__Directive__. Copy out all of the data below with no alterations.

::: Data records :::

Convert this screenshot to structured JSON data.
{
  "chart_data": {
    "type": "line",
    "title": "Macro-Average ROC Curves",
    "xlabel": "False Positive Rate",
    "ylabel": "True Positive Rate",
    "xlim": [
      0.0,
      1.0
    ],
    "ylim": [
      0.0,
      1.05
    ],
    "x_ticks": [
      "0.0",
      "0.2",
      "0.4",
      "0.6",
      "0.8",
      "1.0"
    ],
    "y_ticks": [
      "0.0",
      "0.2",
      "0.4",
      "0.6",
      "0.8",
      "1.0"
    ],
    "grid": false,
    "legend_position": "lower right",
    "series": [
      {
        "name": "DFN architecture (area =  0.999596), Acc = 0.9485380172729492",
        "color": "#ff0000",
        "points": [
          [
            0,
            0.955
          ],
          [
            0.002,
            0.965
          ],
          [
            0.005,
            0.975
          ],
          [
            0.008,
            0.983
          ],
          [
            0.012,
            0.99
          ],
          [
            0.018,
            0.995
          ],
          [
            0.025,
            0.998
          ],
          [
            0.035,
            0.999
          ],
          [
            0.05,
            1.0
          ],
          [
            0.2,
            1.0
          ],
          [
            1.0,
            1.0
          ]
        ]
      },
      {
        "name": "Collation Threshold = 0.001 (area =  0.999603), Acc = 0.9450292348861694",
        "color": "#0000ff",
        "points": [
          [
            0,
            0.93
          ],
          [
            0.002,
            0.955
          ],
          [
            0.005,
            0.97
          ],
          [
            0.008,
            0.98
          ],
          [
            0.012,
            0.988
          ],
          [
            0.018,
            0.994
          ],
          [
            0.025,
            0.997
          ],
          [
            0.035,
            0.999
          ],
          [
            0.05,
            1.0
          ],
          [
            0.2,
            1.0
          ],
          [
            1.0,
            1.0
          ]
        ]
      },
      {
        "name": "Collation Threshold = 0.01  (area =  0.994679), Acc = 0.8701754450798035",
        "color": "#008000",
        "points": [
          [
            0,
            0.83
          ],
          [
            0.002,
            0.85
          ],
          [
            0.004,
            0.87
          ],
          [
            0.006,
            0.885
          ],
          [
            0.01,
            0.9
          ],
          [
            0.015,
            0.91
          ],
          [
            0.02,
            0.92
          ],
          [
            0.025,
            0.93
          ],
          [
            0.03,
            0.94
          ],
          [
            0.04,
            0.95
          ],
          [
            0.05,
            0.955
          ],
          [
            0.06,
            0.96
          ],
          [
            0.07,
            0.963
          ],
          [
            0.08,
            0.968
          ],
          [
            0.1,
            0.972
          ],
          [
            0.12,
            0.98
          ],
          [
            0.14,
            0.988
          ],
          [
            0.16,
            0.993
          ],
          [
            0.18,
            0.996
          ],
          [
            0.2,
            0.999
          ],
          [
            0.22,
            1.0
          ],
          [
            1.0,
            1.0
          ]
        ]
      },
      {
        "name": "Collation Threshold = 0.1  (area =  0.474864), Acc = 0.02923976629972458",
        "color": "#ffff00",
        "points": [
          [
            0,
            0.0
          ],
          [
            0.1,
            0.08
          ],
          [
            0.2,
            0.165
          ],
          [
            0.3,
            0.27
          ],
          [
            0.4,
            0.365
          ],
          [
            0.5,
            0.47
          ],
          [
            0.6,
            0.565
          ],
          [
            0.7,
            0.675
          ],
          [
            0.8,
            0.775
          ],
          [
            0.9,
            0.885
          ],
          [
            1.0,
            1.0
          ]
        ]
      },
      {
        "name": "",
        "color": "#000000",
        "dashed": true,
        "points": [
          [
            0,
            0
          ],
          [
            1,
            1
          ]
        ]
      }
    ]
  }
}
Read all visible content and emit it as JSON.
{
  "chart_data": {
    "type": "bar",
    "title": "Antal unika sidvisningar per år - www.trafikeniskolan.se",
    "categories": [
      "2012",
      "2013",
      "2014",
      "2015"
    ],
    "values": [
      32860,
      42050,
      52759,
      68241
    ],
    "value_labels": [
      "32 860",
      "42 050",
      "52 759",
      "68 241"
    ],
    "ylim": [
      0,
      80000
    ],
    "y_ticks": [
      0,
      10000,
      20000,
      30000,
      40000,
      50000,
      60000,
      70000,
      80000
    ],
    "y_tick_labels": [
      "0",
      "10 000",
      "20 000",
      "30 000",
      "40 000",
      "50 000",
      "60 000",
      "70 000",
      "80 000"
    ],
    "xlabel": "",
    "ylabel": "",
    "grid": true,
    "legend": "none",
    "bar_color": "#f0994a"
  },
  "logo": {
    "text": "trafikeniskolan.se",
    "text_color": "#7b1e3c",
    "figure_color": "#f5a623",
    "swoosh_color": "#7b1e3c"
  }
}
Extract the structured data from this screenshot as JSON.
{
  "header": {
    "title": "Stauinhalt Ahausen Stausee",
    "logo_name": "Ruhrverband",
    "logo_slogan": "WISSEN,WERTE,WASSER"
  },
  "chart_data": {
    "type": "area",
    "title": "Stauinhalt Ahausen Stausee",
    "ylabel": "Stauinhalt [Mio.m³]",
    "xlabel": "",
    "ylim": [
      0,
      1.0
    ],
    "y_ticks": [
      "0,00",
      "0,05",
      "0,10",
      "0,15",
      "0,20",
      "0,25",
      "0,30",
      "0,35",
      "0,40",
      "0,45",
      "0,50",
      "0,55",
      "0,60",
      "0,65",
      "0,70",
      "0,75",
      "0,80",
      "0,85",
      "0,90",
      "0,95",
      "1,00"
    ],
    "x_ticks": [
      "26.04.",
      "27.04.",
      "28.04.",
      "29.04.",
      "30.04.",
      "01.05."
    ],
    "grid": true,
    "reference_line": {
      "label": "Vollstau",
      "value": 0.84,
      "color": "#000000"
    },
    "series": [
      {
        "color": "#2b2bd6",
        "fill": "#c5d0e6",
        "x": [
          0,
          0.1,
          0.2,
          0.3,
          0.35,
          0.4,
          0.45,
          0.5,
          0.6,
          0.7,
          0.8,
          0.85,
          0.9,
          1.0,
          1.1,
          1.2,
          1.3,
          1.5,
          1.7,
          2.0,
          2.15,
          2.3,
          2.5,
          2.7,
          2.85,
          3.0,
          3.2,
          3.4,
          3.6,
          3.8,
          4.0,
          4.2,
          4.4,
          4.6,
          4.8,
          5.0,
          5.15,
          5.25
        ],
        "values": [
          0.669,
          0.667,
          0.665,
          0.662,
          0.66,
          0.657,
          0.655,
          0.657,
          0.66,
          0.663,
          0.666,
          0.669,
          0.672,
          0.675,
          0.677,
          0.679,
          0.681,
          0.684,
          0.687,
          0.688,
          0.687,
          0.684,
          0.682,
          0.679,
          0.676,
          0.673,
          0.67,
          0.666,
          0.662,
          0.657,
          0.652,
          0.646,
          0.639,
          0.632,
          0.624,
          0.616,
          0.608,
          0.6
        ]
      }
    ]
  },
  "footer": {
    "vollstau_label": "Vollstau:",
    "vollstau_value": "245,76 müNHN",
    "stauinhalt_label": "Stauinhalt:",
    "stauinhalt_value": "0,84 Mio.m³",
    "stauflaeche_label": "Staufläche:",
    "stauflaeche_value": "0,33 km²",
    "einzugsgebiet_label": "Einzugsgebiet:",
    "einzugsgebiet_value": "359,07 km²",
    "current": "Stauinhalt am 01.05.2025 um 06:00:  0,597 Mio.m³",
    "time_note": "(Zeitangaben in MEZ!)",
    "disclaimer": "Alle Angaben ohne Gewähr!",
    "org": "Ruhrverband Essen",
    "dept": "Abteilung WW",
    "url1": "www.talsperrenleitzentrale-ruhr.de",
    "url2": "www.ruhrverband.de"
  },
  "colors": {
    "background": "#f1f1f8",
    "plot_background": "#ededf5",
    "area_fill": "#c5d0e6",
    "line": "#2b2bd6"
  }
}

:::

__In response__.
Convert this screenshot to structured JSON data.
{
  "chart_data": {
    "type": "line",
    "title": "Macro-Average ROC Curves",
    "xlabel": "False Positive Rate",
    "ylabel": "True Positive Rate",
    "xlim": [
      0.0,
      1.0
    ],
    "ylim": [
      0.0,
      1.05
    ],
    "x_ticks": [
      "0.0",
      "0.2",
      "0.4",
      "0.6",
      "0.8",
      "1.0"
    ],
    "y_ticks": [
      "0.0",
      "0.2",
      "0.4",
      "0.6",
      "0.8",
      "1.0"
    ],
    "grid": false,
    "legend_position": "lower right",
    "series": [
      {
        "name": "DFN architecture (area =  0.999596), Acc = 0.9485380172729492",
        "color": "#ff0000",
        "points": [
          [
            0,
            0.955
          ],
          [
            0.002,
            0.965
          ],
          [
            0.005,
            0.975
          ],
          [
            0.008,
            0.983
          ],
          [
            0.012,
            0.99
          ],
          [
            0.018,
            0.995
          ],
          [
            0.025,
            0.998
          ],
          [
            0.035,
            0.999
          ],
          [
            0.05,
            1.0
          ],
          [
            0.2,
            1.0
          ],
          [
            1.0,
            1.0
          ]
        ]
      },
      {
        "name": "Collation Threshold = 0.001 (area =  0.999603), Acc = 0.9450292348861694",
        "color": "#0000ff",
        "points": [
          [
            0,
            0.93
          ],
          [
            0.002,
            0.955
          ],
          [
            0.005,
            0.97
          ],
          [
            0.008,
            0.98
          ],
          [
            0.012,
            0.988
          ],
          [
            0.018,
            0.994
          ],
          [
            0.025,
            0.997
          ],
          [
            0.035,
            0.999
          ],
          [
            0.05,
            1.0
          ],
          [
            0.2,
            1.0
          ],
          [
            1.0,
            1.0
          ]
        ]
      },
      {
        "name": "Collation Threshold = 0.01  (area =  0.994679), Acc = 0.8701754450798035",
        "color": "#008000",
        "points": [
          [
            0,
            0.83
          ],
          [
            0.002,
            0.85
          ],
          [
            0.004,
            0.87
          ],
          [
            0.006,
            0.885
          ],
          [
            0.01,
            0.9
          ],
          [
            0.015,
            0.91
          ],
          [
            0.02,
            0.92
          ],
          [
            0.025,
            0.93
          ],
          [
            0.03,
            0.94
          ],
          [
            0.04,
            0.95
          ],
          [
            0.05,
            0.955
          ],
          [
            0.06,
            0.96
          ],
          [
            0.07,
            0.963
          ],
          [
            0.08,
            0.968
          ],
          [
            0.1,
            0.972
          ],
          [
            0.12,
            0.98
          ],
          [
            0.14,
            0.988
          ],
          [
            0.16,
            0.993
          ],
          [
            0.18,
            0.996
          ],
          [
            0.2,
            0.999
          ],
          [
            0.22,
            1.0
          ],
          [
            1.0,
            1.0
          ]
        ]
      },
      {
        "name": "Collation Threshold = 0.1  (area =  0.474864), Acc = 0.02923976629972458",
        "color": "#ffff00",
        "points": [
          [
            0,
            0.0
          ],
          [
            0.1,
            0.08
          ],
          [
            0.2,
            0.165
          ],
          [
            0.3,
            0.27
          ],
          [
            0.4,
            0.365
          ],
          [
            0.5,
            0.47
          ],
          [
            0.6,
            0.565
          ],
          [
            0.7,
            0.675
          ],
          [
            0.8,
            0.775
          ],
          [
            0.9,
            0.885
          ],
          [
            1.0,
            1.0
          ]
        ]
      },
      {
        "name": "",
        "color": "#000000",
        "dashed": true,
        "points": [
          [
            0,
            0
          ],
          [
            1,
            1
          ]
        ]
      }
    ]
  }
}
Read all visible content and emit it as JSON.
{
  "chart_data": {
    "type": "bar",
    "title": "Antal unika sidvisningar per år - www.trafikeniskolan.se",
    "categories": [
      "2012",
      "2013",
      "2014",
      "2015"
    ],
    "values": [
      32860,
      42050,
      52759,
      68241
    ],
    "value_labels": [
      "32 860",
      "42 050",
      "52 759",
      "68 241"
    ],
    "ylim": [
      0,
      80000
    ],
    "y_ticks": [
      0,
      10000,
      20000,
      30000,
      40000,
      50000,
      60000,
      70000,
      80000
    ],
    "y_tick_labels": [
      "0",
      "10 000",
      "20 000",
      "30 000",
      "40 000",
      "50 000",
      "60 000",
      "70 000",
      "80 000"
    ],
    "xlabel": "",
    "ylabel": "",
    "grid": true,
    "legend": "none",
    "bar_color": "#f0994a"
  },
  "logo": {
    "text": "trafikeniskolan.se",
    "text_color": "#7b1e3c",
    "figure_color": "#f5a623",
    "swoosh_color": "#7b1e3c"
  }
}
Extract the structured data from this screenshot as JSON.
{
  "header": {
    "title": "Stauinhalt Ahausen Stausee",
    "logo_name": "Ruhrverband",
    "logo_slogan": "WISSEN,WERTE,WASSER"
  },
  "chart_data": {
    "type": "area",
    "title": "Stauinhalt Ahausen Stausee",
    "ylabel": "Stauinhalt [Mio.m³]",
    "xlabel": "",
    "ylim": [
      0,
      1.0
    ],
    "y_ticks": [
      "0,00",
      "0,05",
      "0,10",
      "0,15",
      "0,20",
      "0,25",
      "0,30",
      "0,35",
      "0,40",
      "0,45",
      "0,50",
      "0,55",
      "0,60",
      "0,65",
      "0,70",
      "0,75",
      "0,80",
      "0,85",
      "0,90",
      "0,95",
      "1,00"
    ],
    "x_ticks": [
      "26.04.",
      "27.04.",
      "28.04.",
      "29.04.",
      "30.04.",
      "01.05."
    ],
    "grid": true,
    "reference_line": {
      "label": "Vollstau",
      "value": 0.84,
      "color": "#000000"
    },
    "series": [
      {
        "color": "#2b2bd6",
        "fill": "#c5d0e6",
        "x": [
          0,
          0.1,
          0.2,
          0.3,
          0.35,
          0.4,
          0.45,
          0.5,
          0.6,
          0.7,
          0.8,
          0.85,
          0.9,
          1.0,
          1.1,
          1.2,
          1.3,
          1.5,
          1.7,
          2.0,
          2.15,
          2.3,
          2.5,
          2.7,
          2.85,
          3.0,
          3.2,
          3.4,
          3.6,
          3.8,
          4.0,
          4.2,
          4.4,
          4.6,
          4.8,
          5.0,
          5.15,
          5.25
        ],
        "values": [
          0.669,
          0.667,
          0.665,
          0.662,
          0.66,
          0.657,
          0.655,
          0.657,
          0.66,
          0.663,
          0.666,
          0.669,
          0.672,
          0.675,
          0.677,
          0.679,
          0.681,
          0.684,
          0.687,
          0.688,
          0.687,
          0.684,
          0.682,
          0.679,
          0.676,
          0.673,
          0.67,
          0.666,
          0.662,
          0.657,
          0.652,
          0.646,
          0.639,
          0.632,
          0.624,
          0.616,
          0.608,
          0.6
        ]
      }
    ]
  },
  "footer": {
    "vollstau_label": "Vollstau:",
    "vollstau_value": "245,76 müNHN",
    "stauinhalt_label": "Stauinhalt:",
    "stauinhalt_value": "0,84 Mio.m³",
    "stauflaeche_label": "Staufläche:",
    "stauflaeche_value": "0,33 km²",
    "einzugsgebiet_label": "Einzugsgebiet:",
    "einzugsgebiet_value": "359,07 km²",
    "current": "Stauinhalt am 01.05.2025 um 06:00:  0,597 Mio.m³",
    "time_note": "(Zeitangaben in MEZ!)",
    "disclaimer": "Alle Angaben ohne Gewähr!",
    "org": "Ruhrverband Essen",
    "dept": "Abteilung WW",
    "url1": "www.talsperrenleitzentrale-ruhr.de",
    "url2": "www.ruhrverband.de"
  },
  "colors": {
    "background": "#f1f1f8",
    "plot_background": "#ededf5",
    "area_fill": "#c5d0e6",
    "line": "#2b2bd6"
  }
}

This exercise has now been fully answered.